Excerpts from a figure dataset

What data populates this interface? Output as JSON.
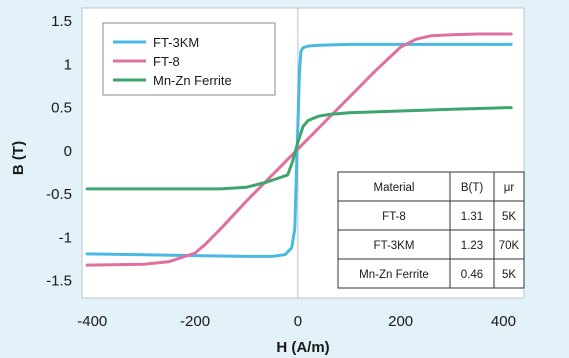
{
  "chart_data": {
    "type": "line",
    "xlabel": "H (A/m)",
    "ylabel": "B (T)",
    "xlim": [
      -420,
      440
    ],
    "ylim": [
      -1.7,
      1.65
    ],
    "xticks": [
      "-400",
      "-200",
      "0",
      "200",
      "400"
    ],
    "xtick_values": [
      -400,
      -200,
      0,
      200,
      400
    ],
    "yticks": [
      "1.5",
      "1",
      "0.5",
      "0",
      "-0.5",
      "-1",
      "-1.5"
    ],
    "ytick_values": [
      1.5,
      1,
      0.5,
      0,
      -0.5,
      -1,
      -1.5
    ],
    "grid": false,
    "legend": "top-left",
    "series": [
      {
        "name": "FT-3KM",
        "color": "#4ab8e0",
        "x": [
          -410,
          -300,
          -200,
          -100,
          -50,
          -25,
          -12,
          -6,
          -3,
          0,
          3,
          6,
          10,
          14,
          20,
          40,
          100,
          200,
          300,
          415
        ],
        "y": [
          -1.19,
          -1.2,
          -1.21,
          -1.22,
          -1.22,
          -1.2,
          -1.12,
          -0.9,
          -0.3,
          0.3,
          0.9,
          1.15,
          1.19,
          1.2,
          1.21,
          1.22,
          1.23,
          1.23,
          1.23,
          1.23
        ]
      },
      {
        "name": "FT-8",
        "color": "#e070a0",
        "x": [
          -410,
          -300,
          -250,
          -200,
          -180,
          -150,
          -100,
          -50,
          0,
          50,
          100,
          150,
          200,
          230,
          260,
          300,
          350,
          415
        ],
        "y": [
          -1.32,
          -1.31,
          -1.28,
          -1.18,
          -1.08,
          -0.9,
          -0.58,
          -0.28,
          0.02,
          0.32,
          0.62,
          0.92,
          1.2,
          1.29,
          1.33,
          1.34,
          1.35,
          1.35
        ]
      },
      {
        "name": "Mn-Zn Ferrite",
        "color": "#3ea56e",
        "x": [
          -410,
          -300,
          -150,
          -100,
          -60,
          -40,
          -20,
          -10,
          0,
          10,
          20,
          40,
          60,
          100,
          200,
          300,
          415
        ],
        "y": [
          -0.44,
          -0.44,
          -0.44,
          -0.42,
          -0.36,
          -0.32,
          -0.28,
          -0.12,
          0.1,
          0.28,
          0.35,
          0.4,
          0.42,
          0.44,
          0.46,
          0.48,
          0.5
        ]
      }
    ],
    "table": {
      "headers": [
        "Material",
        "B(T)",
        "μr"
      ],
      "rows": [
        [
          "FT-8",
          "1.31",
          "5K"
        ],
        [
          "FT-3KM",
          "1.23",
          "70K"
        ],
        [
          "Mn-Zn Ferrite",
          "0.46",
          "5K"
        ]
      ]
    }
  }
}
...
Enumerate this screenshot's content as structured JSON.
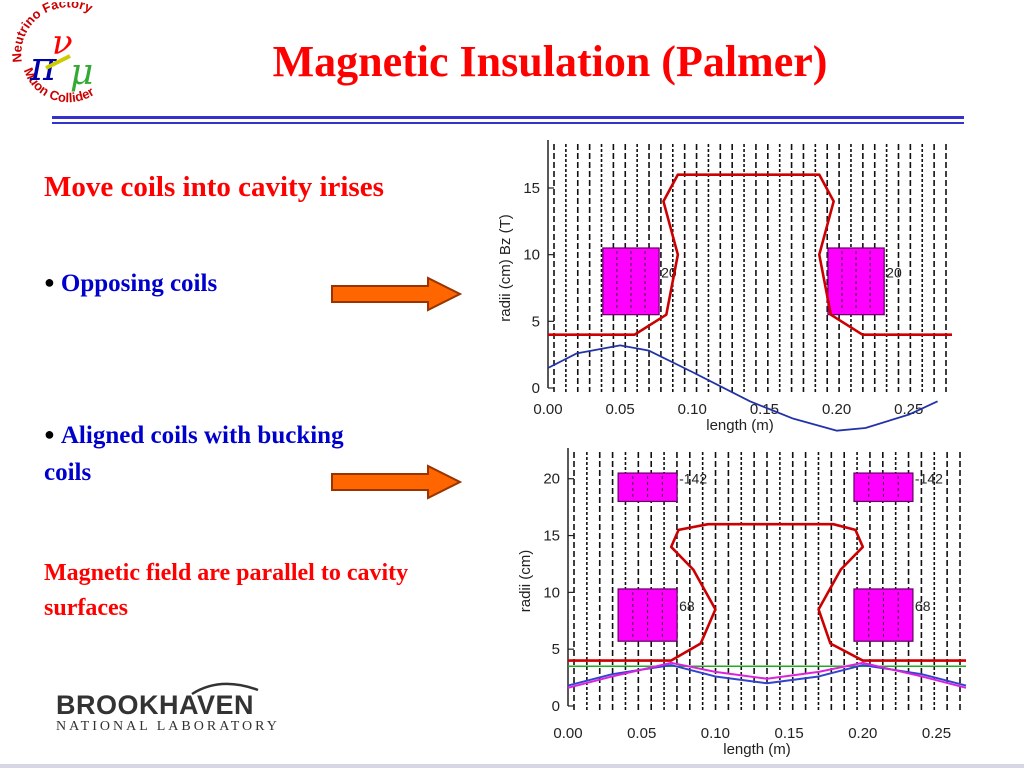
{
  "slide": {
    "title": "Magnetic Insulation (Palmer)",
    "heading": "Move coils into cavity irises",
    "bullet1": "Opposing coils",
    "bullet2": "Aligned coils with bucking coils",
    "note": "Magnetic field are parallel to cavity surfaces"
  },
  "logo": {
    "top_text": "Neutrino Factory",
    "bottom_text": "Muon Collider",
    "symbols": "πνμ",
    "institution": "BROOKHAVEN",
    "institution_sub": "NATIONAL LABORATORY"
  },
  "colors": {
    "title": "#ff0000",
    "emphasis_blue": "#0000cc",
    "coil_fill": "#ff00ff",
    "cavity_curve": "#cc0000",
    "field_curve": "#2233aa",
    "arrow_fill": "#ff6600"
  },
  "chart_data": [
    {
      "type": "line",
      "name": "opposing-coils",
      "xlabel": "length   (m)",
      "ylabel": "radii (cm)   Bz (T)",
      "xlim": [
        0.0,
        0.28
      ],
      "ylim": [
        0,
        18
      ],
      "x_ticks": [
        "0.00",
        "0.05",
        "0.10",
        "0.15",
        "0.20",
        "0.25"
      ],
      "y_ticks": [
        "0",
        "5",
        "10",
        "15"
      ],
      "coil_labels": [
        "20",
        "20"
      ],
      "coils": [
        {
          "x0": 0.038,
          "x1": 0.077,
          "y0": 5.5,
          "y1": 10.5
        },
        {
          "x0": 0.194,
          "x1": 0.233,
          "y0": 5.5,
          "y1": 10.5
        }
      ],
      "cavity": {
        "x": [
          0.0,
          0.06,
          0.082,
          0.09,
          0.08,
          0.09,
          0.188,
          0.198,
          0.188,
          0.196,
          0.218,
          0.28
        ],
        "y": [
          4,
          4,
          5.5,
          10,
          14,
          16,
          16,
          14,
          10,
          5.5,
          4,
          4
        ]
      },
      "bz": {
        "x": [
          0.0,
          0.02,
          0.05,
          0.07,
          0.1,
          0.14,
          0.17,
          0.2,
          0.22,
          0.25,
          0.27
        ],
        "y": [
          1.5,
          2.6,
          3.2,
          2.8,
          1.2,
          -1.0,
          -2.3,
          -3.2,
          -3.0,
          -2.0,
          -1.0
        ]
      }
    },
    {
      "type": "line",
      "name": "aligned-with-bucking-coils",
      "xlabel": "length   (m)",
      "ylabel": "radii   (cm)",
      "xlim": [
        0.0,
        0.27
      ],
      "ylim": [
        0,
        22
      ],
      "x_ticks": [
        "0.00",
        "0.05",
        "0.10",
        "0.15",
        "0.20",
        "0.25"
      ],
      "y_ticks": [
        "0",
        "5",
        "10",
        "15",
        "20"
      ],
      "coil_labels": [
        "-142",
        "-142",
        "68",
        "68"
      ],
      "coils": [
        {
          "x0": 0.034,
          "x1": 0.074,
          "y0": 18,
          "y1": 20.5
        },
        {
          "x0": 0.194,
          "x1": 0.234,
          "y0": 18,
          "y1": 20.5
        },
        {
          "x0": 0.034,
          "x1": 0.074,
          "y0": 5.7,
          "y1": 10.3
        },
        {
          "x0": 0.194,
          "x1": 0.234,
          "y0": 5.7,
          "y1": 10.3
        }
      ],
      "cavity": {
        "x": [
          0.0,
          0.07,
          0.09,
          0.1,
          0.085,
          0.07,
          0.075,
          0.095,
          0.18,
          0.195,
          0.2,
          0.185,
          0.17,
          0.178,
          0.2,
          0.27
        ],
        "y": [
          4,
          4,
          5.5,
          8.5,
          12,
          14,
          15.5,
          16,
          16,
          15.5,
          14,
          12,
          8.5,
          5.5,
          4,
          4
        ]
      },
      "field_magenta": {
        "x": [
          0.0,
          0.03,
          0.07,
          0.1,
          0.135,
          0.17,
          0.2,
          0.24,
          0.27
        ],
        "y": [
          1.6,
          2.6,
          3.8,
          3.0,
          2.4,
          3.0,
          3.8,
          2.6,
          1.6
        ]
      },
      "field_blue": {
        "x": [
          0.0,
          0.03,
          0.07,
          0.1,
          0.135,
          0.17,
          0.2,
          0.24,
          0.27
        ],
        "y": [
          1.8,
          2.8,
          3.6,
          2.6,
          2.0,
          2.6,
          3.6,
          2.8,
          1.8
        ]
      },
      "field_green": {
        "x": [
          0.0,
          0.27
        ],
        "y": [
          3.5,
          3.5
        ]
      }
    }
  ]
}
==
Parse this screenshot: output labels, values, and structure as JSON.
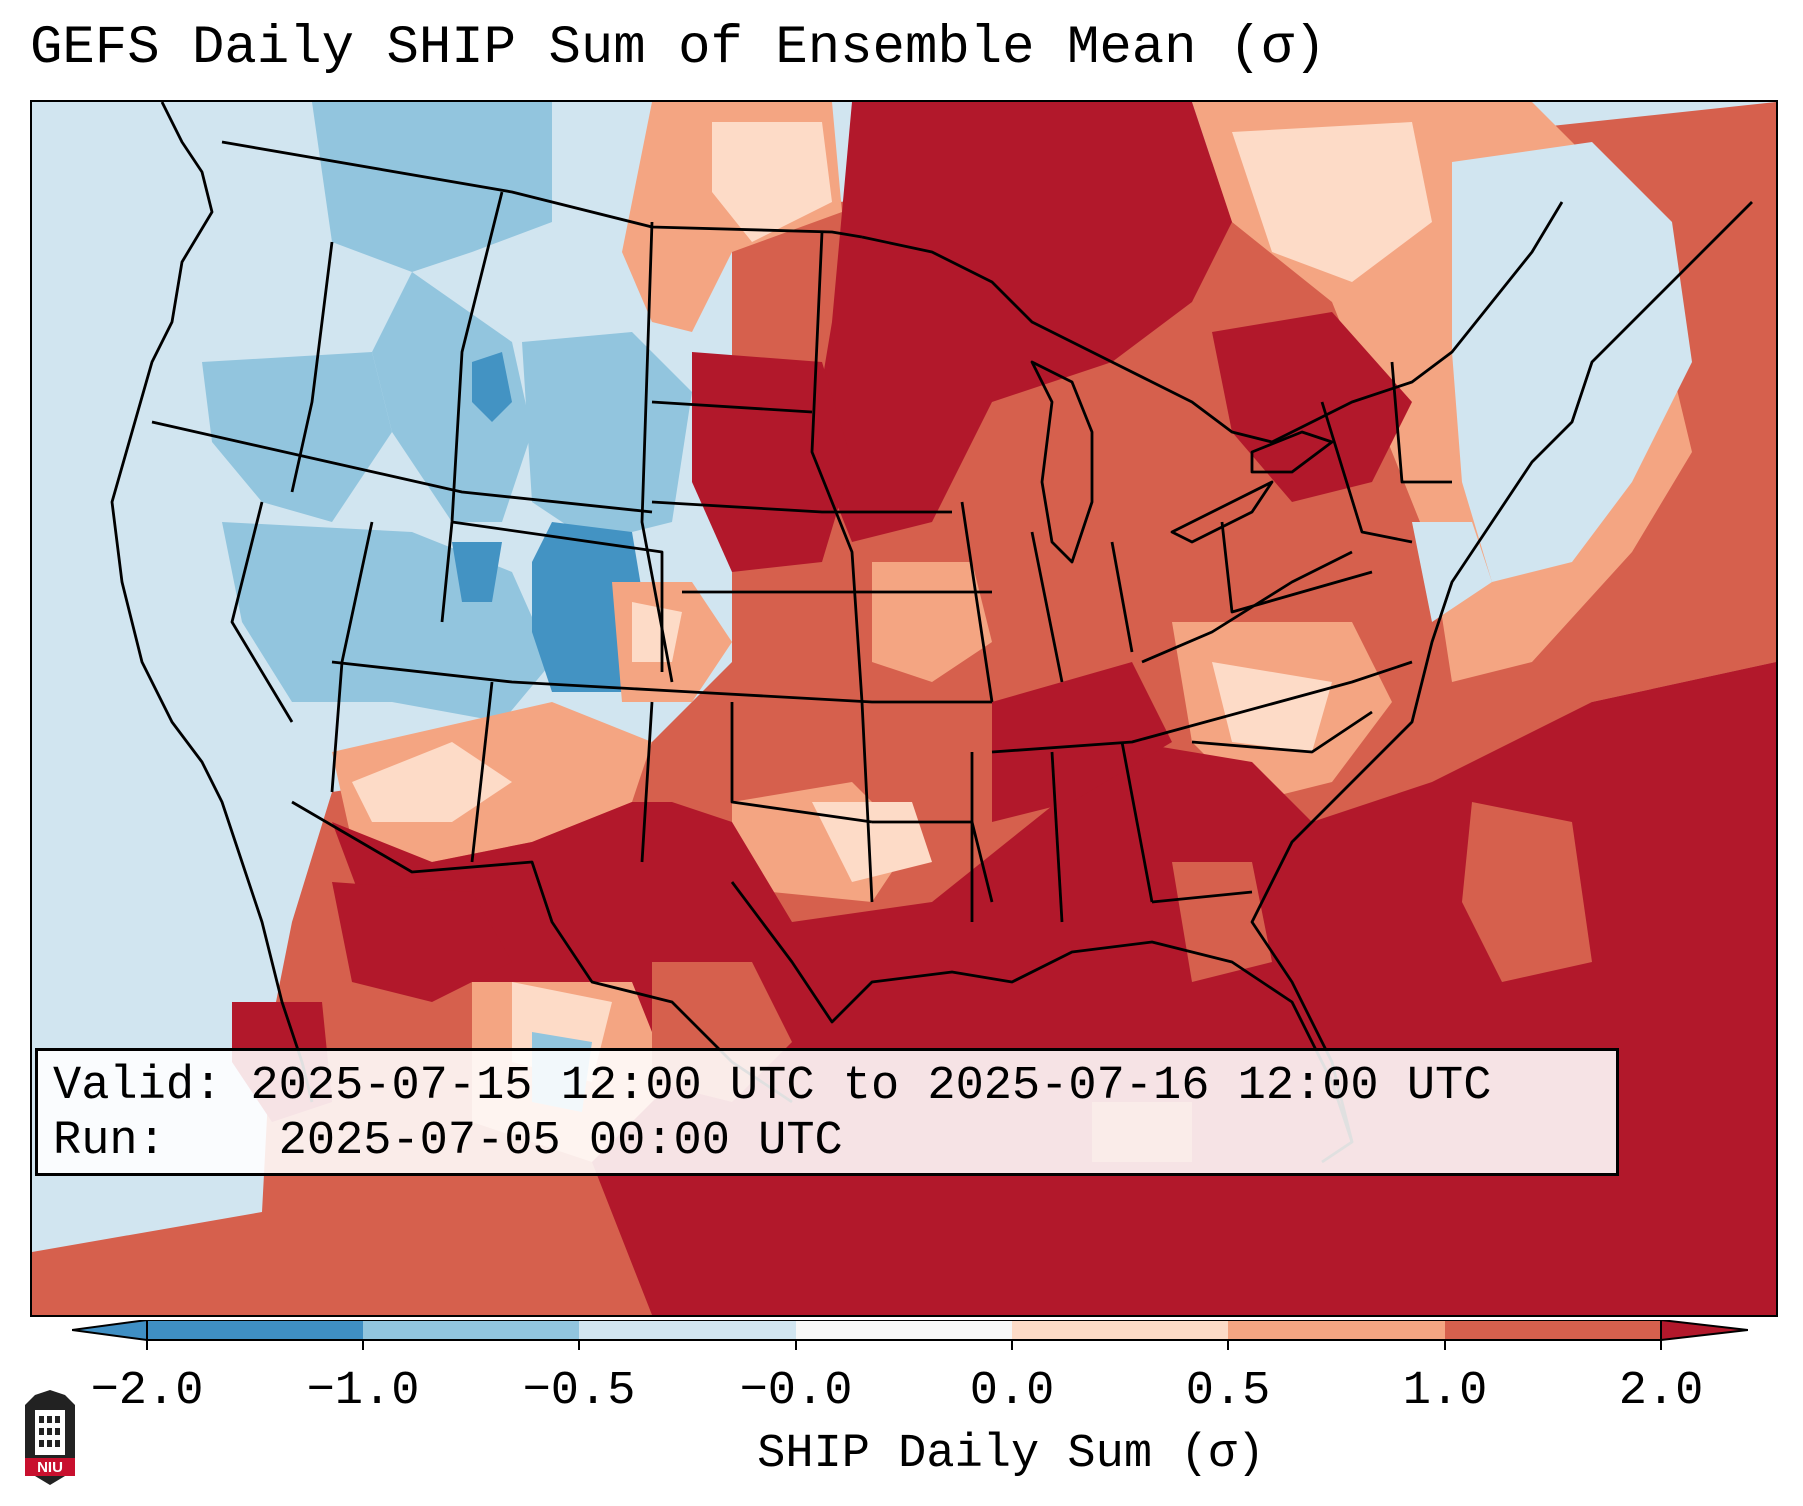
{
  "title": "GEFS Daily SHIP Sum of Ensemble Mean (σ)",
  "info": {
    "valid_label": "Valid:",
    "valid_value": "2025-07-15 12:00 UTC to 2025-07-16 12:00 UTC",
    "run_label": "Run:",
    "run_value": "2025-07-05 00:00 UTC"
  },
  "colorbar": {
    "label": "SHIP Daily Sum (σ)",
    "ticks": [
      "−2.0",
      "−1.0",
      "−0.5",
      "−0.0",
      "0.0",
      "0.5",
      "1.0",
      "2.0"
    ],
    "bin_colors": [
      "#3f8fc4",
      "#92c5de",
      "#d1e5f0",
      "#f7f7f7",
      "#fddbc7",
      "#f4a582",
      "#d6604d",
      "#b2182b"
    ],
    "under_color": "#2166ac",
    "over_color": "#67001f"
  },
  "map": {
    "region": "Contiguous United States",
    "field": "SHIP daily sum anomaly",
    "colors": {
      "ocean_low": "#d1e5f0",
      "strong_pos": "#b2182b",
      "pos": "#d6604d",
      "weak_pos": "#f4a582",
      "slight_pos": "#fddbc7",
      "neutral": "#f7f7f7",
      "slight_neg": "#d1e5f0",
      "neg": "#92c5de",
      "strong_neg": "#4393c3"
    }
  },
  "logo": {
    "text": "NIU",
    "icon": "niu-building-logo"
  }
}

**Your objective**
Go through the entries and return each line where the word "this" appears.

**Exercise result**
What data populates this interface? Output as JSON.
Enumerate this screenshot's content as structured JSON.
Parse this screenshot: output labels, values, and structure as JSON.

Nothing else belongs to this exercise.